(Structured figure records)
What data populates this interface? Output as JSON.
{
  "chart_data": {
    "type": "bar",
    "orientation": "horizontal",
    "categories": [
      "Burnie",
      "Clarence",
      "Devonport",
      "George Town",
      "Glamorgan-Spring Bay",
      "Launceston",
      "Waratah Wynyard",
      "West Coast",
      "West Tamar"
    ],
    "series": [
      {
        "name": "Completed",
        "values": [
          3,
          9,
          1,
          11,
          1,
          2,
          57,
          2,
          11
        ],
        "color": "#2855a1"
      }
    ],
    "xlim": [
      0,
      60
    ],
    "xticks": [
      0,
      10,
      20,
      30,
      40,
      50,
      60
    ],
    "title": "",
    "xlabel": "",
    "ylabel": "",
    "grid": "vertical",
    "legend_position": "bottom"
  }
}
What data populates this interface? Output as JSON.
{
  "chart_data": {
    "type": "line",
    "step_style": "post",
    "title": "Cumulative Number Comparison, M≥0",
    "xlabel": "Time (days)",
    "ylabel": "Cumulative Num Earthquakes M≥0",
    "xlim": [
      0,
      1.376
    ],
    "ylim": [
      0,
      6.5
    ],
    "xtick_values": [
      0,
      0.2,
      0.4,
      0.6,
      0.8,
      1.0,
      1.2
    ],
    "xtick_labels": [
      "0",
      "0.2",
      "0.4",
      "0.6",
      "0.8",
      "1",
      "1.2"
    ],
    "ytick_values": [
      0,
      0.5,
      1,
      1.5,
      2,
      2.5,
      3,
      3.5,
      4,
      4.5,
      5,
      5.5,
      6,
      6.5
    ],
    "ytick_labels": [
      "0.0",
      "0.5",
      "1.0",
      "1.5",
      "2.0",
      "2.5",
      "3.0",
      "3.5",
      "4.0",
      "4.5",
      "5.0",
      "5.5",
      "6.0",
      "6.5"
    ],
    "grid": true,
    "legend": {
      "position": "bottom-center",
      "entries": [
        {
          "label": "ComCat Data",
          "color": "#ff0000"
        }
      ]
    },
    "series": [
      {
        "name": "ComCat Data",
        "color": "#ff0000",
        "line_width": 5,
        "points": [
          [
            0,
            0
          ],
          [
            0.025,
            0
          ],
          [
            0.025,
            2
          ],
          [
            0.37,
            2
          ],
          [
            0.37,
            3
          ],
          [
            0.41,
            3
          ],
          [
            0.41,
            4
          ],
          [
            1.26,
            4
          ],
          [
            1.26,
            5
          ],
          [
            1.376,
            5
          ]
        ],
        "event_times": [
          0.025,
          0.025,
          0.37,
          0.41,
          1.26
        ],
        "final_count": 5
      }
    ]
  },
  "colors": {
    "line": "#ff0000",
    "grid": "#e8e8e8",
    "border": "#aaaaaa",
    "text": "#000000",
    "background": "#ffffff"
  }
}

WORK TO BE COMPLETED — Within the data above, pick out all lines holding the word "ylabel".

RIGHT ANSWER —
    "ylabel": "",
    "ylabel": "Cumulative Num Earthquakes M≥0",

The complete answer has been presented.